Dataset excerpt
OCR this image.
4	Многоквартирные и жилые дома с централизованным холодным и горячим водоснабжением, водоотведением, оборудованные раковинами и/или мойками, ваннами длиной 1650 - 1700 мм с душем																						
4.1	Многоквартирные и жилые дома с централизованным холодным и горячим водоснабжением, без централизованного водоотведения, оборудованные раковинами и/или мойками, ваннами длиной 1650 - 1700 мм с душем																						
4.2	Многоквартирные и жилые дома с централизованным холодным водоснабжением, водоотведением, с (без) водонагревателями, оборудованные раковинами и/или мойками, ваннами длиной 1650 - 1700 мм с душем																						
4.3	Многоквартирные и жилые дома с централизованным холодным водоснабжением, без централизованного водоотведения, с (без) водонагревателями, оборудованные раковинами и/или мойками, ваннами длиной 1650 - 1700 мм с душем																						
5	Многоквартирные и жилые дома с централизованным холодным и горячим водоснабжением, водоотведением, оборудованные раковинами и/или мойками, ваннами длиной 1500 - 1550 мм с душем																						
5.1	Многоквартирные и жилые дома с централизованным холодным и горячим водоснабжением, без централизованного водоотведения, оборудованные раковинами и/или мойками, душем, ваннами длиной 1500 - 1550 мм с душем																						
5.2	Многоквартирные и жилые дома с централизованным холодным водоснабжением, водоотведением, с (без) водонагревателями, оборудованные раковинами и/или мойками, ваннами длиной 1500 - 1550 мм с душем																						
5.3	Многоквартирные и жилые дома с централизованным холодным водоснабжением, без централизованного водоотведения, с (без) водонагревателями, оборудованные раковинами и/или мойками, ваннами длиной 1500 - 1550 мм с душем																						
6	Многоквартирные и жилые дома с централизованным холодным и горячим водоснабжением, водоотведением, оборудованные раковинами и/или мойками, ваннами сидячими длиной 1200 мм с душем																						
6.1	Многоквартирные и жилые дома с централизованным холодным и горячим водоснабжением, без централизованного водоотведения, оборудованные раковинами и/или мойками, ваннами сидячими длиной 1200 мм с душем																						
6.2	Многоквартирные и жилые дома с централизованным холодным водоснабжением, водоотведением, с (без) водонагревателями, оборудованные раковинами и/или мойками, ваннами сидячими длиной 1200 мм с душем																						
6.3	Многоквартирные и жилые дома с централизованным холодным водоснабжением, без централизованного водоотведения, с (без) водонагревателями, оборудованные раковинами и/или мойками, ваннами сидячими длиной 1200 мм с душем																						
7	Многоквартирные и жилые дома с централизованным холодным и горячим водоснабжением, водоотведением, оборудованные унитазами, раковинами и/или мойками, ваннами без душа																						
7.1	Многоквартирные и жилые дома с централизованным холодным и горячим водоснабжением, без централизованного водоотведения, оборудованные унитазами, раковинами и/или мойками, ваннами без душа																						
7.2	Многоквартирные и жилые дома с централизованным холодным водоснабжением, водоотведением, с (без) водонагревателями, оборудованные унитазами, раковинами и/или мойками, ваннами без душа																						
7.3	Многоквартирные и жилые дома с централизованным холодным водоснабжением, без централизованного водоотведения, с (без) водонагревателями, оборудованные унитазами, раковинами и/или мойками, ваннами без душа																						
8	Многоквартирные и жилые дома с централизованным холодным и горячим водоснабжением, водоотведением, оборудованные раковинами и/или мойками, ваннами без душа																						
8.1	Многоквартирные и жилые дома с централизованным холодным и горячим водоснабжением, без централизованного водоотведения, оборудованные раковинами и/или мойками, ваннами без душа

=== Set exercise ===
Repeat the material from above exactly, word for word.

=== Answer to this exercise ===
OCR this image.
4	Многоквартирные и жилые дома с централизованным холодным и горячим водоснабжением, водоотведением, оборудованные раковинами и/или мойками, ваннами длиной 1650 - 1700 мм с душем																						
4.1	Многоквартирные и жилые дома с централизованным холодным и горячим водоснабжением, без централизованного водоотведения, оборудованные раковинами и/или мойками, ваннами длиной 1650 - 1700 мм с душем																						
4.2	Многоквартирные и жилые дома с централизованным холодным водоснабжением, водоотведением, с (без) водонагревателями, оборудованные раковинами и/или мойками, ваннами длиной 1650 - 1700 мм с душем																						
4.3	Многоквартирные и жилые дома с централизованным холодным водоснабжением, без централизованного водоотведения, с (без) водонагревателями, оборудованные раковинами и/или мойками, ваннами длиной 1650 - 1700 мм с душем																						
5	Многоквартирные и жилые дома с централизованным холодным и горячим водоснабжением, водоотведением, оборудованные раковинами и/или мойками, ваннами длиной 1500 - 1550 мм с душем																						
5.1	Многоквартирные и жилые дома с централизованным холодным и горячим водоснабжением, без централизованного водоотведения, оборудованные раковинами и/или мойками, душем, ваннами длиной 1500 - 1550 мм с душем																						
5.2	Многоквартирные и жилые дома с централизованным холодным водоснабжением, водоотведением, с (без) водонагревателями, оборудованные раковинами и/или мойками, ваннами длиной 1500 - 1550 мм с душем																						
5.3	Многоквартирные и жилые дома с централизованным холодным водоснабжением, без централизованного водоотведения, с (без) водонагревателями, оборудованные раковинами и/или мойками, ваннами длиной 1500 - 1550 мм с душем																						
6	Многоквартирные и жилые дома с централизованным холодным и горячим водоснабжением, водоотведением, оборудованные раковинами и/или мойками, ваннами сидячими длиной 1200 мм с душем																						
6.1	Многоквартирные и жилые дома с централизованным холодным и горячим водоснабжением, без централизованного водоотведения, оборудованные раковинами и/или мойками, ваннами сидячими длиной 1200 мм с душем																						
6.2	Многоквартирные и жилые дома с централизованным холодным водоснабжением, водоотведением, с (без) водонагревателями, оборудованные раковинами и/или мойками, ваннами сидячими длиной 1200 мм с душем																						
6.3	Многоквартирные и жилые дома с централизованным холодным водоснабжением, без централизованного водоотведения, с (без) водонагревателями, оборудованные раковинами и/или мойками, ваннами сидячими длиной 1200 мм с душем																						
7	Многоквартирные и жилые дома с централизованным холодным и горячим водоснабжением, водоотведением, оборудованные унитазами, раковинами и/или мойками, ваннами без душа																						
7.1	Многоквартирные и жилые дома с централизованным холодным и горячим водоснабжением, без централизованного водоотведения, оборудованные унитазами, раковинами и/или мойками, ваннами без душа																						
7.2	Многоквартирные и жилые дома с централизованным холодным водоснабжением, водоотведением, с (без) водонагревателями, оборудованные унитазами, раковинами и/или мойками, ваннами без душа																						
7.3	Многоквартирные и жилые дома с централизованным холодным водоснабжением, без централизованного водоотведения, с (без) водонагревателями, оборудованные унитазами, раковинами и/или мойками, ваннами без душа																						
8	Многоквартирные и жилые дома с централизованным холодным и горячим водоснабжением, водоотведением, оборудованные раковинами и/или мойками, ваннами без душа																						
8.1	Многоквартирные и жилые дома с централизованным холодным и горячим водоснабжением, без централизованного водоотведения, оборудованные раковинами и/или мойками, ваннами без душа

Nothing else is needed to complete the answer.